[Work to be completed] Where a line below holds the string "image", copy that line.

***** Records

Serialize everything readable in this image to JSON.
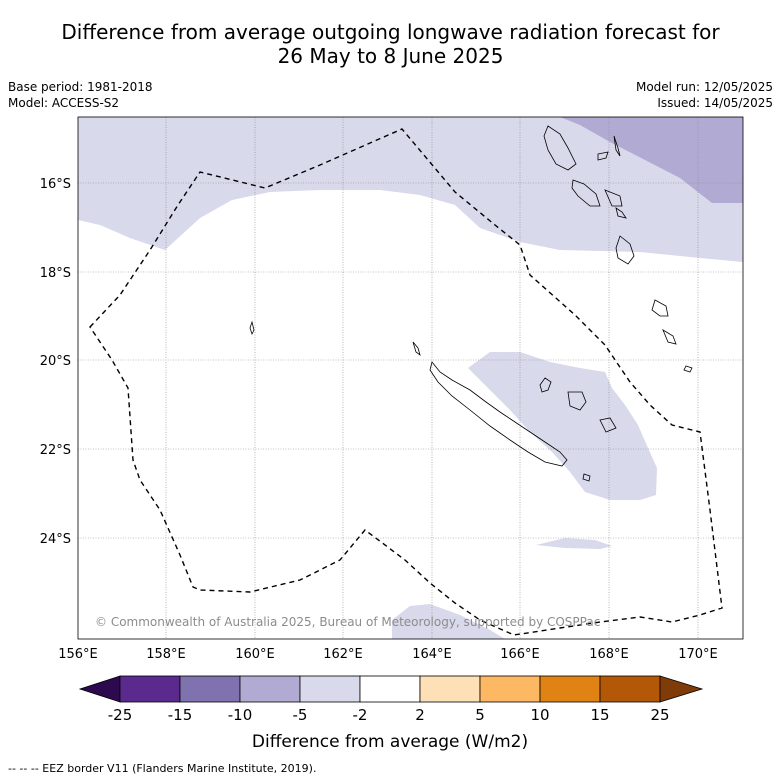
{
  "title_line1": "Difference from average outgoing longwave radiation forecast for",
  "title_line2": "26 May to 8 June 2025",
  "base_period": "Base period: 1981-2018",
  "model": "Model: ACCESS-S2",
  "model_run": "Model run: 12/05/2025",
  "issued": "Issued: 14/05/2025",
  "copyright": "© Commonwealth of Australia 2025, Bureau of Meteorology, supported by COSPPac",
  "footer": "--  --  -- EEZ border V11 (Flanders Marine Institute, 2019).",
  "map": {
    "lon_labels": [
      "156°E",
      "158°E",
      "160°E",
      "162°E",
      "164°E",
      "166°E",
      "168°E",
      "170°E"
    ],
    "lat_labels": [
      "16°S",
      "18°S",
      "20°S",
      "22°S",
      "24°S"
    ],
    "extent": {
      "lon_min": 156,
      "lon_max": 171,
      "lat_min": -26.3,
      "lat_max": -14.5
    }
  },
  "colorbar": {
    "title": "Difference from average (W/m2)",
    "ticks": [
      "-25",
      "-15",
      "-10",
      "-5",
      "-2",
      "2",
      "5",
      "10",
      "15",
      "25"
    ],
    "colors": [
      "#2d0a4e",
      "#5b2a8e",
      "#8072ae",
      "#b1abd4",
      "#d8d9ea",
      "#ffffff",
      "#fee0b6",
      "#fdb863",
      "#e08214",
      "#b35806",
      "#7f3b08"
    ]
  },
  "colors": {
    "light_purple": "#d8d9ea",
    "mid_purple": "#b1abd4"
  }
}
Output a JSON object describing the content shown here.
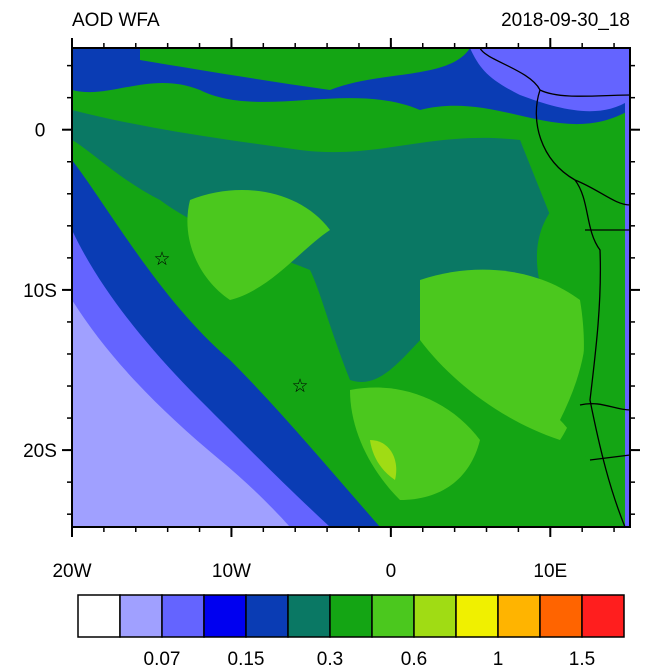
{
  "title": "AOD WFA",
  "date": "2018-09-30_18",
  "map": {
    "xlim": [
      -20,
      15
    ],
    "ylim": [
      -24.8,
      5.1
    ],
    "xticks": [
      {
        "value": -20,
        "label": "20W"
      },
      {
        "value": -10,
        "label": "10W"
      },
      0,
      {
        "value": 10,
        "label": "10E"
      }
    ],
    "yticks": [
      0,
      {
        "value": -10,
        "label": "10S"
      },
      {
        "value": -20,
        "label": "20S"
      }
    ]
  },
  "colorbar": {
    "colors": [
      "#ffffff",
      "#a0a0ff",
      "#6464ff",
      "#0000f0",
      "#0a3cb4",
      "#0a7864",
      "#14a514",
      "#4bc81e",
      "#a0dc14",
      "#f0f000",
      "#ffb400",
      "#ff6400",
      "#ff1e1e"
    ],
    "labels": [
      0.07,
      0.15,
      0.3,
      0.6,
      1,
      1.5
    ]
  }
}
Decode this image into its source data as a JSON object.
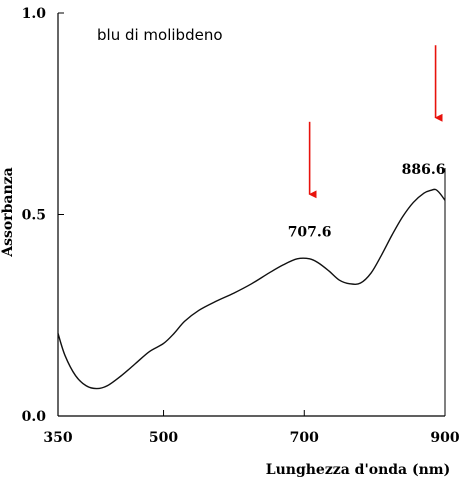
{
  "chart_data": {
    "type": "line",
    "xlabel": "Lunghezza d'onda (nm)",
    "ylabel": "Assorbanza",
    "xlim": [
      350,
      900
    ],
    "ylim": [
      0.0,
      1.0
    ],
    "x_ticks": [
      350,
      500,
      700,
      900
    ],
    "y_ticks": [
      0.0,
      0.5,
      1.0
    ],
    "y_tick_labels": [
      "0.0",
      "0.5",
      "1.0"
    ],
    "grid": false,
    "annotation": "blu di molibdeno",
    "peaks": [
      {
        "label": "707.6",
        "x": 707.6,
        "y": 0.39
      },
      {
        "label": "886.6",
        "x": 886.6,
        "y": 0.56
      }
    ],
    "arrow_color": "#e8120c",
    "series": [
      {
        "color": "#111111",
        "x": [
          350,
          360,
          375,
          390,
          405,
          420,
          440,
          460,
          480,
          500,
          515,
          530,
          550,
          575,
          600,
          625,
          650,
          670,
          690,
          707.6,
          720,
          735,
          750,
          765,
          780,
          795,
          810,
          825,
          840,
          855,
          870,
          880,
          886.6,
          893,
          900
        ],
        "y": [
          0.205,
          0.15,
          0.1,
          0.075,
          0.068,
          0.075,
          0.1,
          0.13,
          0.16,
          0.18,
          0.205,
          0.235,
          0.262,
          0.285,
          0.305,
          0.328,
          0.355,
          0.375,
          0.39,
          0.39,
          0.38,
          0.36,
          0.337,
          0.328,
          0.33,
          0.355,
          0.4,
          0.45,
          0.495,
          0.53,
          0.553,
          0.56,
          0.562,
          0.552,
          0.535
        ]
      }
    ]
  }
}
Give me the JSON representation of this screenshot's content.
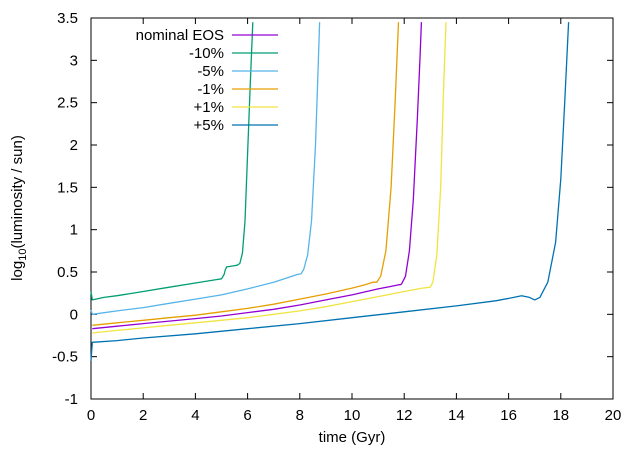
{
  "chart_data": {
    "type": "line",
    "title": "",
    "xlabel": "time (Gyr)",
    "ylabel_parts": {
      "prefix": "log",
      "subscript": "10",
      "suffix": "(luminosity / sun)"
    },
    "xlim": [
      0,
      20
    ],
    "ylim": [
      -1,
      3.5
    ],
    "xticks": [
      0,
      2,
      4,
      6,
      8,
      10,
      12,
      14,
      16,
      18,
      20
    ],
    "yticks": [
      -1,
      -0.5,
      0,
      0.5,
      1,
      1.5,
      2,
      2.5,
      3,
      3.5
    ],
    "xtick_labels": [
      "0",
      "2",
      "4",
      "6",
      "8",
      "10",
      "12",
      "14",
      "16",
      "18",
      "20"
    ],
    "ytick_labels": [
      "-1",
      "-0.5",
      "0",
      "0.5",
      "1",
      "1.5",
      "2",
      "2.5",
      "3",
      "3.5"
    ],
    "grid": false,
    "legend_position": "top-left",
    "series": [
      {
        "name": "nominal EOS",
        "color": "#9400d3",
        "x": [
          0.05,
          1,
          2,
          3,
          4,
          5,
          6,
          7,
          8,
          9,
          10,
          11,
          11.5,
          11.8,
          11.85,
          11.9,
          12.05,
          12.2,
          12.35,
          12.5,
          12.6,
          12.66
        ],
        "y": [
          -0.17,
          -0.14,
          -0.11,
          -0.08,
          -0.05,
          -0.02,
          0.02,
          0.06,
          0.11,
          0.17,
          0.23,
          0.3,
          0.33,
          0.35,
          0.35,
          0.36,
          0.45,
          0.75,
          1.35,
          2.3,
          3.0,
          3.45
        ]
      },
      {
        "name": "-10%",
        "color": "#009e73",
        "x": [
          0,
          0.05,
          0.5,
          1,
          2,
          3,
          4,
          4.8,
          5.0,
          5.1,
          5.15,
          5.2,
          5.4,
          5.6,
          5.7,
          5.8,
          5.9,
          6.0,
          6.1,
          6.2
        ],
        "y": [
          0.27,
          0.17,
          0.2,
          0.22,
          0.27,
          0.32,
          0.37,
          0.41,
          0.42,
          0.47,
          0.53,
          0.56,
          0.57,
          0.58,
          0.6,
          0.72,
          1.1,
          1.9,
          2.7,
          3.45
        ]
      },
      {
        "name": "-5%",
        "color": "#56b4e9",
        "x": [
          0,
          0.05,
          1,
          2,
          3,
          4,
          5,
          6,
          7,
          7.6,
          7.9,
          8.05,
          8.15,
          8.3,
          8.45,
          8.6,
          8.7,
          8.76
        ],
        "y": [
          0.05,
          0.0,
          0.04,
          0.08,
          0.13,
          0.18,
          0.23,
          0.3,
          0.38,
          0.44,
          0.47,
          0.48,
          0.53,
          0.7,
          1.1,
          2.0,
          2.9,
          3.45
        ]
      },
      {
        "name": "-1%",
        "color": "#e69f00",
        "x": [
          0.05,
          1,
          2,
          3,
          4,
          5,
          6,
          7,
          8,
          9,
          10,
          10.5,
          10.8,
          10.95,
          11.1,
          11.3,
          11.5,
          11.65,
          11.78
        ],
        "y": [
          -0.13,
          -0.1,
          -0.07,
          -0.04,
          -0.01,
          0.03,
          0.07,
          0.12,
          0.18,
          0.24,
          0.31,
          0.35,
          0.38,
          0.38,
          0.45,
          0.75,
          1.5,
          2.5,
          3.45
        ]
      },
      {
        "name": "+1%",
        "color": "#f0e442",
        "x": [
          0.05,
          1,
          2,
          3,
          4,
          5,
          6,
          7,
          8,
          9,
          10,
          11,
          12,
          12.7,
          13.0,
          13.1,
          13.25,
          13.4,
          13.5,
          13.6
        ],
        "y": [
          -0.22,
          -0.19,
          -0.16,
          -0.13,
          -0.1,
          -0.07,
          -0.04,
          0.0,
          0.04,
          0.09,
          0.15,
          0.21,
          0.27,
          0.31,
          0.32,
          0.38,
          0.7,
          1.5,
          2.6,
          3.45
        ]
      },
      {
        "name": "+5%",
        "color": "#0072b2",
        "x": [
          0,
          0.05,
          1,
          2,
          4,
          6,
          8,
          10,
          12,
          14,
          15.5,
          16.2,
          16.5,
          16.8,
          17.0,
          17.2,
          17.5,
          17.8,
          18.0,
          18.15,
          18.3
        ],
        "y": [
          -0.55,
          -0.33,
          -0.31,
          -0.28,
          -0.23,
          -0.17,
          -0.11,
          -0.04,
          0.03,
          0.1,
          0.16,
          0.2,
          0.22,
          0.2,
          0.17,
          0.2,
          0.38,
          0.85,
          1.6,
          2.5,
          3.45
        ]
      }
    ]
  }
}
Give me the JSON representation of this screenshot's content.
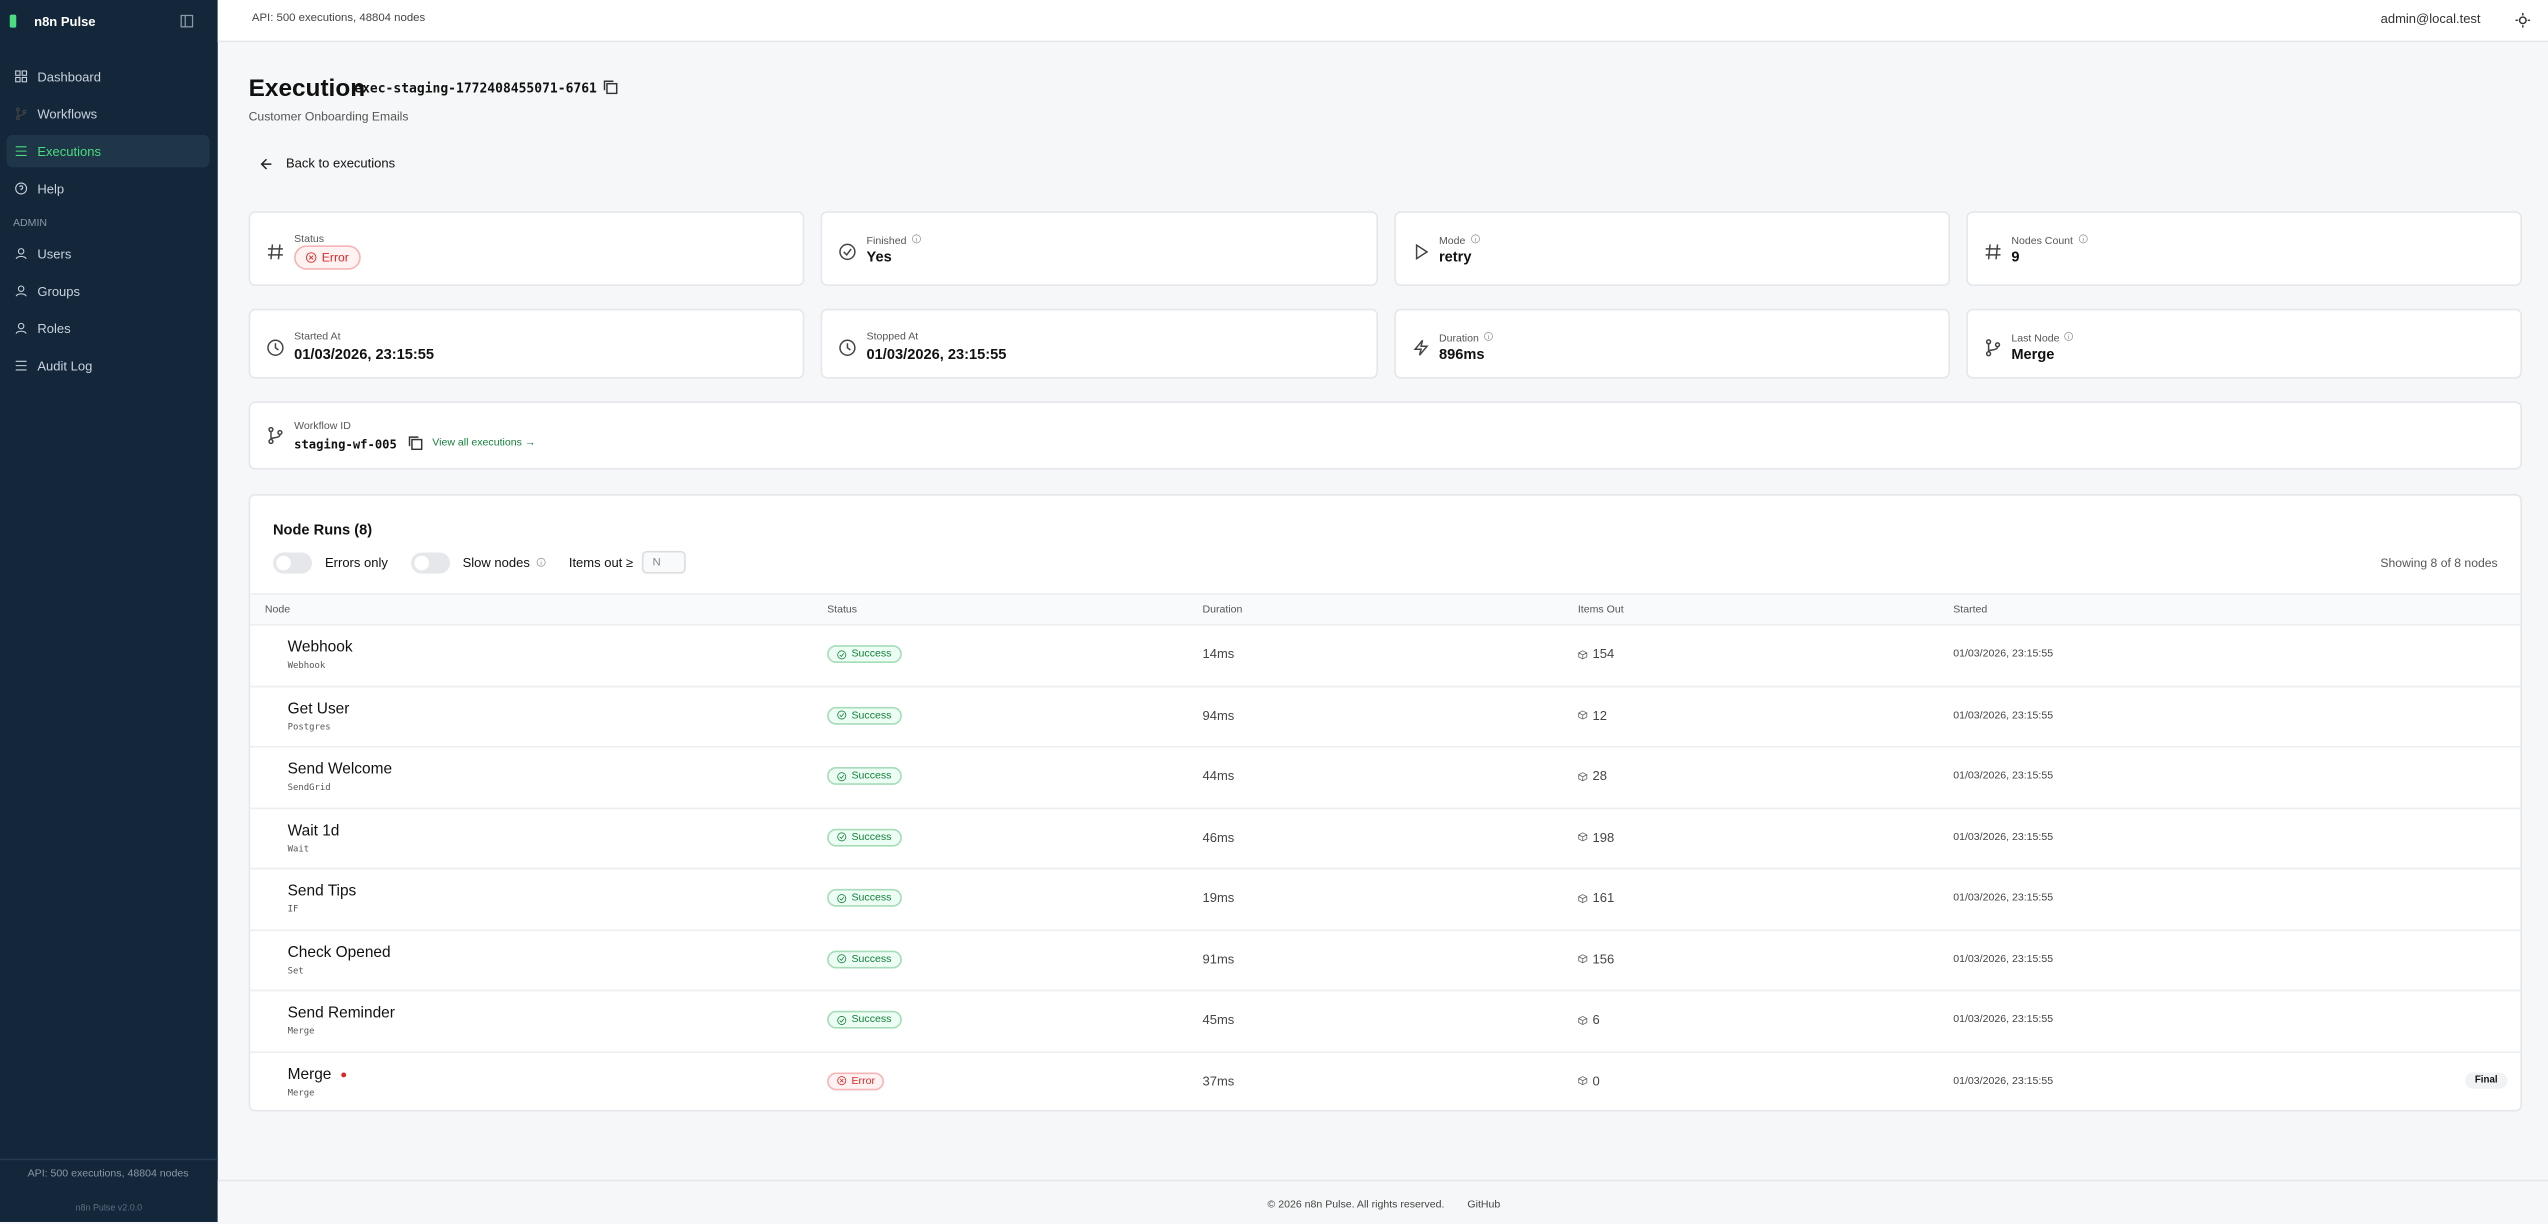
{
  "sidebar": {
    "brand": "n8n Pulse",
    "nav": [
      "Dashboard",
      "Workflows",
      "Executions",
      "Help"
    ],
    "section": "ADMIN",
    "admin_nav": [
      "Users",
      "Groups",
      "Roles",
      "Audit Log"
    ],
    "footer_status": "API: 500 executions, 48804 nodes",
    "version": "n8n Pulse v2.0.0"
  },
  "topbar": {
    "status": "API: 500 executions, 48804 nodes",
    "user": "admin@local.test"
  },
  "header": {
    "title": "Execution",
    "id": "exec-staging-1772408455071-6761",
    "subtitle": "Customer Onboarding Emails",
    "back": "Back to executions"
  },
  "cards": [
    {
      "label": "Status",
      "value": "Error"
    },
    {
      "label": "Finished",
      "value": "Yes"
    },
    {
      "label": "Mode",
      "value": "retry"
    },
    {
      "label": "Nodes Count",
      "value": 9
    },
    {
      "label": "Started At",
      "value": "01/03/2026, 23:15:55"
    },
    {
      "label": "Stopped At",
      "value": "01/03/2026, 23:15:55"
    },
    {
      "label": "Duration",
      "value": "896ms"
    },
    {
      "label": "Last Node",
      "value": "Merge"
    }
  ],
  "workflow": {
    "label": "Workflow ID",
    "value": "staging-wf-005",
    "link": "View all executions →"
  },
  "node_runs": {
    "title": "Node Runs (8)",
    "filters": [
      "Errors only",
      "Slow nodes"
    ],
    "items_out_label": "Items out ≥",
    "items_out_placeholder": "N",
    "showing": "Showing 8 of 8 nodes",
    "columns": [
      "Node",
      "Status",
      "Duration",
      "Items Out",
      "Started"
    ],
    "rows": [
      {
        "node": "Webhook",
        "type": "Webhook",
        "status": "Success",
        "duration": "14ms",
        "items_out": 154,
        "started": "01/03/2026, 23:15:55"
      },
      {
        "node": "Get User",
        "type": "Postgres",
        "status": "Success",
        "duration": "94ms",
        "items_out": 12,
        "started": "01/03/2026, 23:15:55"
      },
      {
        "node": "Send Welcome",
        "type": "SendGrid",
        "status": "Success",
        "duration": "44ms",
        "items_out": 28,
        "started": "01/03/2026, 23:15:55"
      },
      {
        "node": "Wait 1d",
        "type": "Wait",
        "status": "Success",
        "duration": "46ms",
        "items_out": 198,
        "started": "01/03/2026, 23:15:55"
      },
      {
        "node": "Send Tips",
        "type": "IF",
        "status": "Success",
        "duration": "19ms",
        "items_out": 161,
        "started": "01/03/2026, 23:15:55"
      },
      {
        "node": "Check Opened",
        "type": "Set",
        "status": "Success",
        "duration": "91ms",
        "items_out": 156,
        "started": "01/03/2026, 23:15:55"
      },
      {
        "node": "Send Reminder",
        "type": "Merge",
        "status": "Success",
        "duration": "45ms",
        "items_out": 6,
        "started": "01/03/2026, 23:15:55"
      },
      {
        "node": "Merge",
        "type": "Merge",
        "status": "Error",
        "duration": "37ms",
        "items_out": 0,
        "started": "01/03/2026, 23:15:55",
        "badge": "Final"
      }
    ]
  },
  "footer": {
    "copyright": "© 2026 n8n Pulse. All rights reserved.",
    "link": "GitHub"
  }
}
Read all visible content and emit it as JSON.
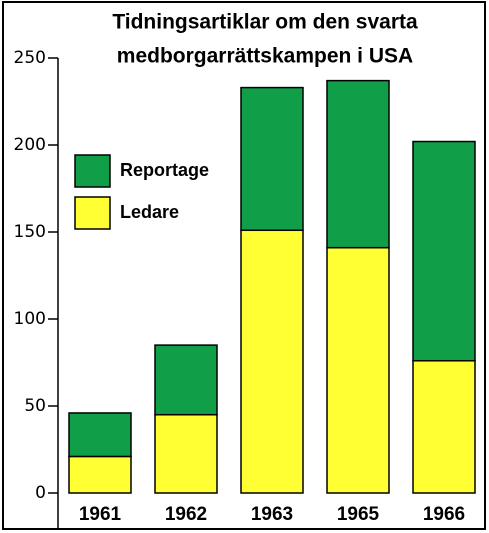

**********

[Task solution]
Serialize everything readable in this image to JSON.
Decode this image into its source data as a JSON object.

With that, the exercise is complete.